Dataset records:
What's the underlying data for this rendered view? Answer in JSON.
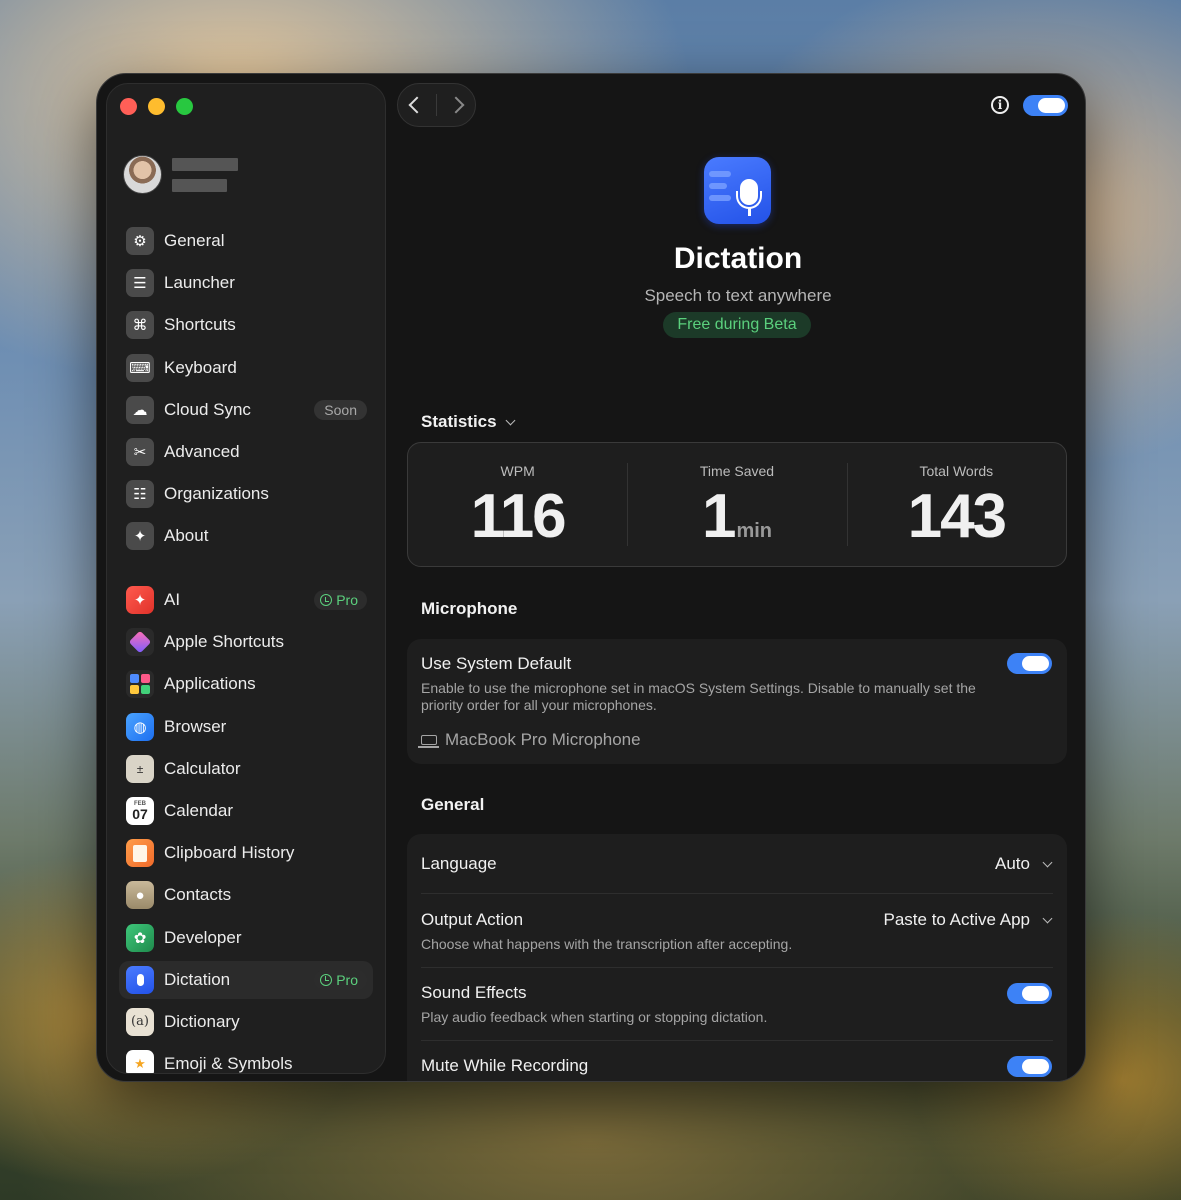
{
  "sidebar": {
    "items_top": [
      {
        "label": "General",
        "icon": "gear-icon"
      },
      {
        "label": "Launcher",
        "icon": "launcher-icon"
      },
      {
        "label": "Shortcuts",
        "icon": "command-icon"
      },
      {
        "label": "Keyboard",
        "icon": "keyboard-icon"
      },
      {
        "label": "Cloud Sync",
        "icon": "cloud-icon",
        "badge": "Soon"
      },
      {
        "label": "Advanced",
        "icon": "tools-icon"
      },
      {
        "label": "Organizations",
        "icon": "organizations-icon"
      },
      {
        "label": "About",
        "icon": "about-icon"
      }
    ],
    "items_ext": [
      {
        "label": "AI",
        "icon": "sparkle-icon",
        "badge": "Pro"
      },
      {
        "label": "Apple Shortcuts",
        "icon": "apple-shortcuts-icon"
      },
      {
        "label": "Applications",
        "icon": "applications-icon"
      },
      {
        "label": "Browser",
        "icon": "globe-icon"
      },
      {
        "label": "Calculator",
        "icon": "calculator-icon"
      },
      {
        "label": "Calendar",
        "icon": "calendar-icon",
        "icon_text_month": "FEB",
        "icon_text_day": "07"
      },
      {
        "label": "Clipboard History",
        "icon": "clipboard-icon"
      },
      {
        "label": "Contacts",
        "icon": "contacts-icon"
      },
      {
        "label": "Developer",
        "icon": "developer-icon"
      },
      {
        "label": "Dictation",
        "icon": "microphone-icon",
        "badge": "Pro",
        "active": true
      },
      {
        "label": "Dictionary",
        "icon": "dictionary-icon",
        "icon_text": "(a)"
      },
      {
        "label": "Emoji & Symbols",
        "icon": "emoji-icon"
      }
    ]
  },
  "header": {
    "title": "Dictation",
    "subtitle": "Speech to text anywhere",
    "badge": "Free during Beta"
  },
  "statistics": {
    "title": "Statistics",
    "wpm_label": "WPM",
    "wpm_value": "116",
    "time_label": "Time Saved",
    "time_value": "1",
    "time_unit": "min",
    "words_label": "Total Words",
    "words_value": "143"
  },
  "microphone": {
    "title": "Microphone",
    "system_default_title": "Use System Default",
    "system_default_desc": "Enable to use the microphone set in macOS System Settings. Disable to manually set the priority order for all your microphones.",
    "device": "MacBook Pro Microphone"
  },
  "general": {
    "title": "General",
    "language_label": "Language",
    "language_value": "Auto",
    "output_label": "Output Action",
    "output_desc": "Choose what happens with the transcription after accepting.",
    "output_value": "Paste to Active App",
    "sound_label": "Sound Effects",
    "sound_desc": "Play audio feedback when starting or stopping dictation.",
    "mute_label": "Mute While Recording"
  },
  "colors": {
    "accent": "#3d82f6",
    "pro_green": "#5bd07d"
  }
}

Exercise prompt: Determine how many lines of the data contain the word "System", and reply with that number only.

Exercise output: 2